Find every line in the records below that holds the word "help", and copy each one.

SUPPLIED MATERIAL ::
□ □ □
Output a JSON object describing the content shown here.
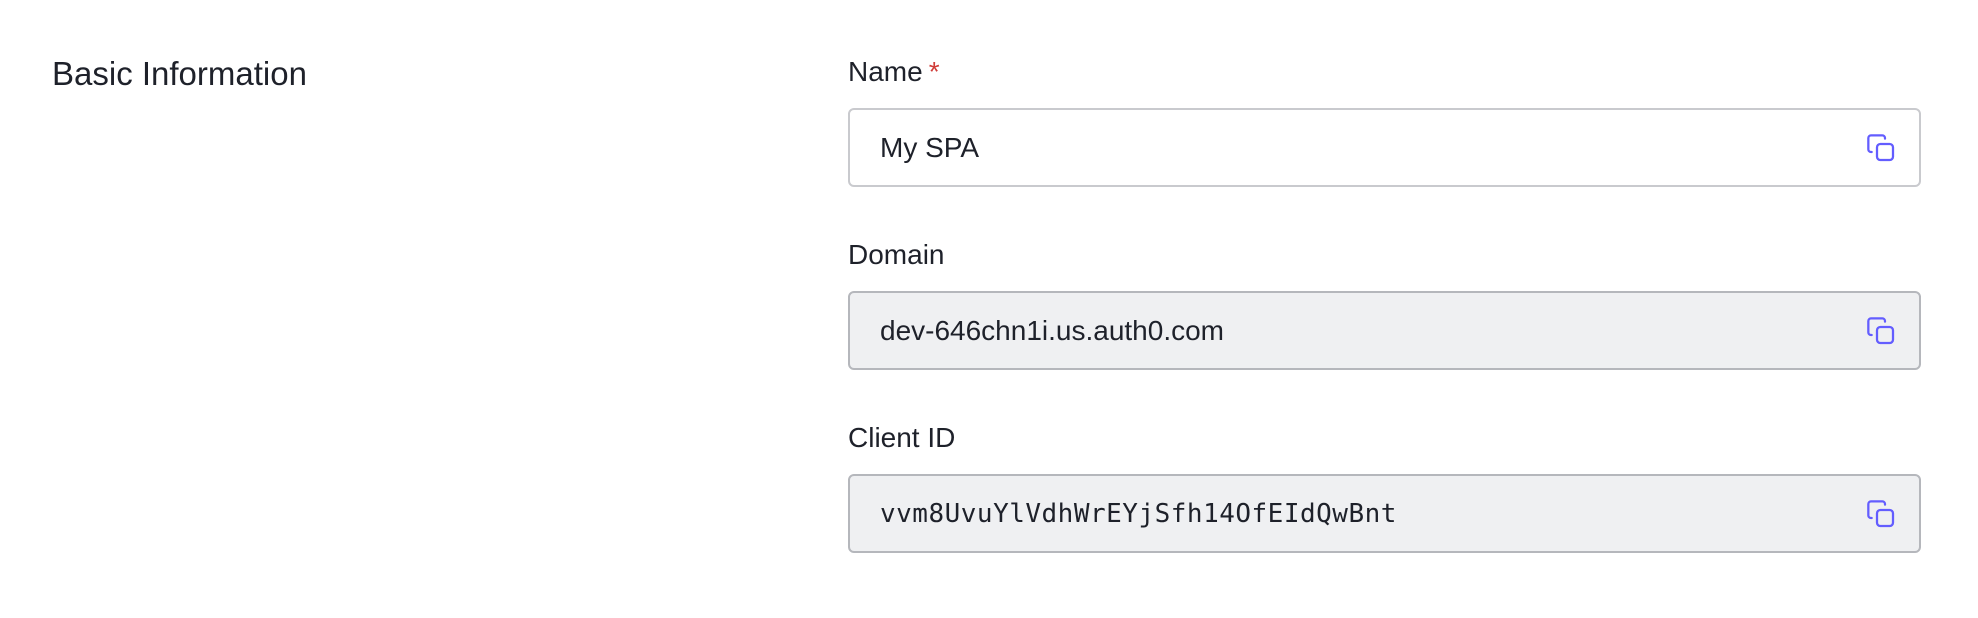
{
  "section": {
    "title": "Basic Information"
  },
  "fields": {
    "name": {
      "label": "Name",
      "required_mark": "*",
      "value": "My SPA",
      "copy_icon": "copy-icon"
    },
    "domain": {
      "label": "Domain",
      "value": "dev-646chn1i.us.auth0.com",
      "copy_icon": "copy-icon"
    },
    "client_id": {
      "label": "Client ID",
      "value": "vvm8UvuYlVdhWrEYjSfh14OfEIdQwBnt",
      "copy_icon": "copy-icon"
    }
  },
  "colors": {
    "accent": "#635dff",
    "required": "#d03c38",
    "readonly_bg": "#eff0f2"
  }
}
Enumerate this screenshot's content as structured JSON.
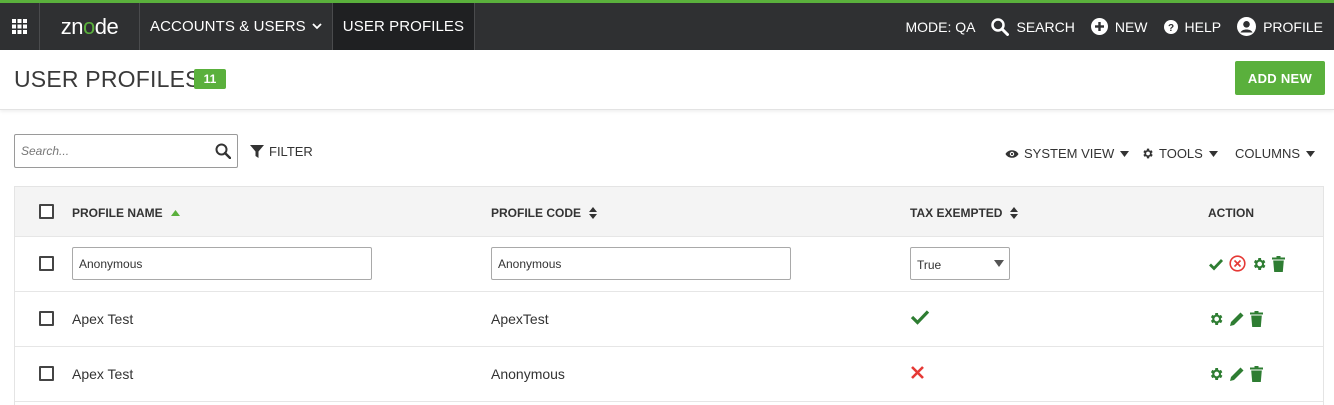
{
  "app": {
    "logo_pre": "zn",
    "logo_mid": "o",
    "logo_post": "de"
  },
  "nav": {
    "accounts": "ACCOUNTS & USERS",
    "profiles": "USER PROFILES"
  },
  "topbar": {
    "mode": "MODE: QA",
    "search": "SEARCH",
    "new": "NEW",
    "help": "HELP",
    "profile": "PROFILE"
  },
  "page": {
    "title": "USER PROFILES",
    "count": "11",
    "add_new": "ADD NEW"
  },
  "toolbar": {
    "search_placeholder": "Search...",
    "filter": "FILTER",
    "system_view": "SYSTEM VIEW",
    "tools": "TOOLS",
    "columns": "COLUMNS"
  },
  "grid": {
    "headers": {
      "profile_name": "PROFILE NAME",
      "profile_code": "PROFILE CODE",
      "tax_exempted": "TAX EXEMPTED",
      "action": "ACTION"
    },
    "edit_row": {
      "profile_name": "Anonymous",
      "profile_code": "Anonymous",
      "tax_exempted": "True"
    },
    "rows": [
      {
        "profile_name": "Apex Test",
        "profile_code": "ApexTest",
        "tax_exempted": "true"
      },
      {
        "profile_name": "Apex Test",
        "profile_code": "Anonymous",
        "tax_exempted": "false"
      }
    ]
  },
  "colors": {
    "accent": "#5ab03c",
    "topbar": "#2f3032",
    "action_green": "#2e7d32",
    "cancel_red": "#e53935"
  },
  "icons": [
    "apps-grid-icon",
    "search-icon",
    "plus-circle-icon",
    "help-icon",
    "user-circle-icon",
    "filter-icon",
    "eye-icon",
    "gear-icon",
    "check-icon",
    "cancel-circle-icon",
    "pencil-icon",
    "trash-icon",
    "x-icon",
    "sort-asc-icon",
    "sort-icon"
  ]
}
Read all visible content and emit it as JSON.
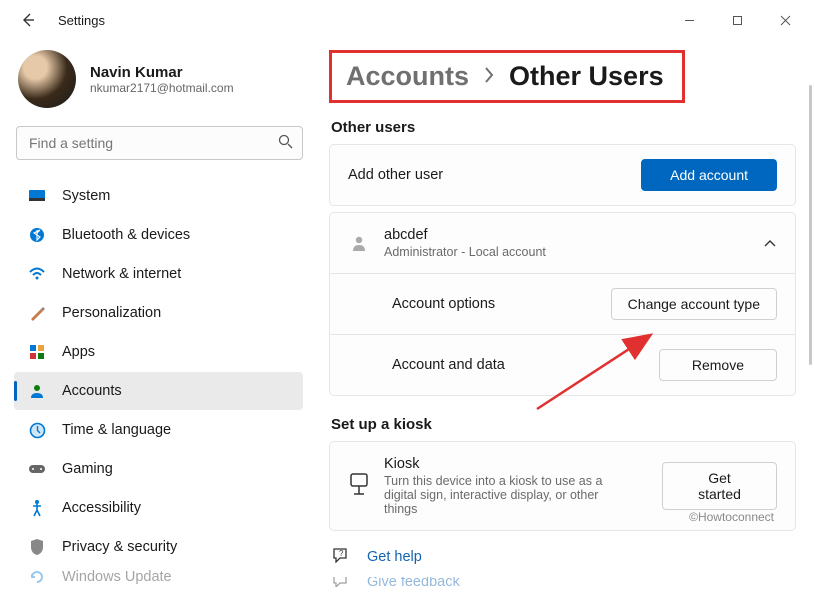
{
  "window": {
    "title": "Settings"
  },
  "profile": {
    "name": "Navin Kumar",
    "email": "nkumar2171@hotmail.com"
  },
  "search": {
    "placeholder": "Find a setting"
  },
  "sidebar": {
    "items": [
      {
        "label": "System",
        "icon": "system"
      },
      {
        "label": "Bluetooth & devices",
        "icon": "bluetooth"
      },
      {
        "label": "Network & internet",
        "icon": "wifi"
      },
      {
        "label": "Personalization",
        "icon": "brush"
      },
      {
        "label": "Apps",
        "icon": "apps"
      },
      {
        "label": "Accounts",
        "icon": "person"
      },
      {
        "label": "Time & language",
        "icon": "clock"
      },
      {
        "label": "Gaming",
        "icon": "gamepad"
      },
      {
        "label": "Accessibility",
        "icon": "accessibility"
      },
      {
        "label": "Privacy & security",
        "icon": "shield"
      },
      {
        "label": "Windows Update",
        "icon": "update"
      }
    ],
    "selected_index": 5
  },
  "breadcrumb": {
    "parent": "Accounts",
    "current": "Other Users"
  },
  "sections": {
    "other_users_header": "Other users",
    "add_other_user_label": "Add other user",
    "add_account_button": "Add account",
    "user": {
      "name": "abcdef",
      "role": "Administrator - Local account"
    },
    "account_options_label": "Account options",
    "change_type_button": "Change account type",
    "account_data_label": "Account and data",
    "remove_button": "Remove",
    "kiosk_header": "Set up a kiosk",
    "kiosk_title": "Kiosk",
    "kiosk_desc": "Turn this device into a kiosk to use as a digital sign, interactive display, or other things",
    "get_started_button": "Get started"
  },
  "help": {
    "get_help": "Get help",
    "give_feedback": "Give feedback"
  },
  "watermark": "©Howtoconnect"
}
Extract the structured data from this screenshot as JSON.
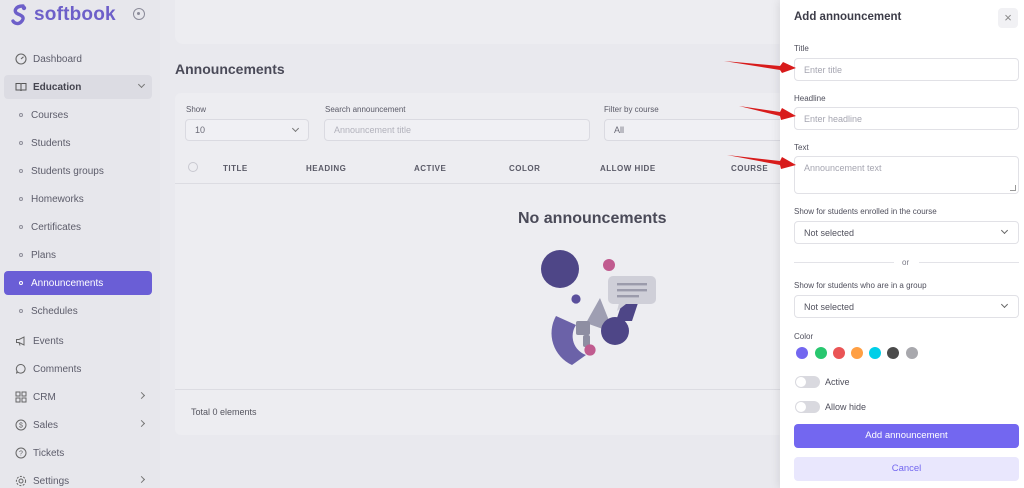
{
  "app": {
    "logo_text": "softbook"
  },
  "colors": {
    "accent": "#7367f0",
    "active_nav": "#6a5ed6",
    "arrow": "#d81b1b"
  },
  "sidebar": {
    "items": [
      {
        "label": "Dashboard",
        "icon": "dashboard-icon"
      },
      {
        "label": "Education",
        "icon": "book-icon"
      },
      {
        "label": "Courses"
      },
      {
        "label": "Students"
      },
      {
        "label": "Students groups"
      },
      {
        "label": "Homeworks"
      },
      {
        "label": "Certificates"
      },
      {
        "label": "Plans"
      },
      {
        "label": "Announcements"
      },
      {
        "label": "Schedules"
      },
      {
        "label": "Events",
        "icon": "megaphone-icon"
      },
      {
        "label": "Comments",
        "icon": "comment-icon"
      },
      {
        "label": "CRM",
        "icon": "grid-icon"
      },
      {
        "label": "Sales",
        "icon": "dollar-icon"
      },
      {
        "label": "Tickets",
        "icon": "help-icon"
      },
      {
        "label": "Settings",
        "icon": "gear-icon"
      }
    ]
  },
  "main": {
    "title": "Announcements",
    "filters": {
      "show_label": "Show",
      "show_value": "10",
      "search_label": "Search announcement",
      "search_placeholder": "Announcement title",
      "course_label": "Filter by course",
      "course_value": "All"
    },
    "columns": [
      "TITLE",
      "HEADING",
      "ACTIVE",
      "COLOR",
      "ALLOW HIDE",
      "COURSE"
    ],
    "empty_text": "No announcements",
    "footer_text": "Total 0 elements"
  },
  "drawer": {
    "title": "Add announcement",
    "close_symbol": "×",
    "title_label": "Title",
    "title_placeholder": "Enter title",
    "headline_label": "Headline",
    "headline_placeholder": "Enter headline",
    "text_label": "Text",
    "text_placeholder": "Announcement text",
    "course_label": "Show for students enrolled in the course",
    "course_value": "Not selected",
    "or_text": "or",
    "group_label": "Show for students who are in a group",
    "group_value": "Not selected",
    "color_label": "Color",
    "swatches": [
      "#7367f0",
      "#28c76f",
      "#ea5455",
      "#ff9f43",
      "#00cfe8",
      "#4b4b4b",
      "#a8a8ad"
    ],
    "active_label": "Active",
    "allow_hide_label": "Allow hide",
    "submit_label": "Add announcement",
    "cancel_label": "Cancel"
  }
}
□ □ □
TASK OUTPUT ::
    "help": "HELP",
    "help-icon",
  "help": {
    "get_help": "Get help",
        "icon": "help-icon"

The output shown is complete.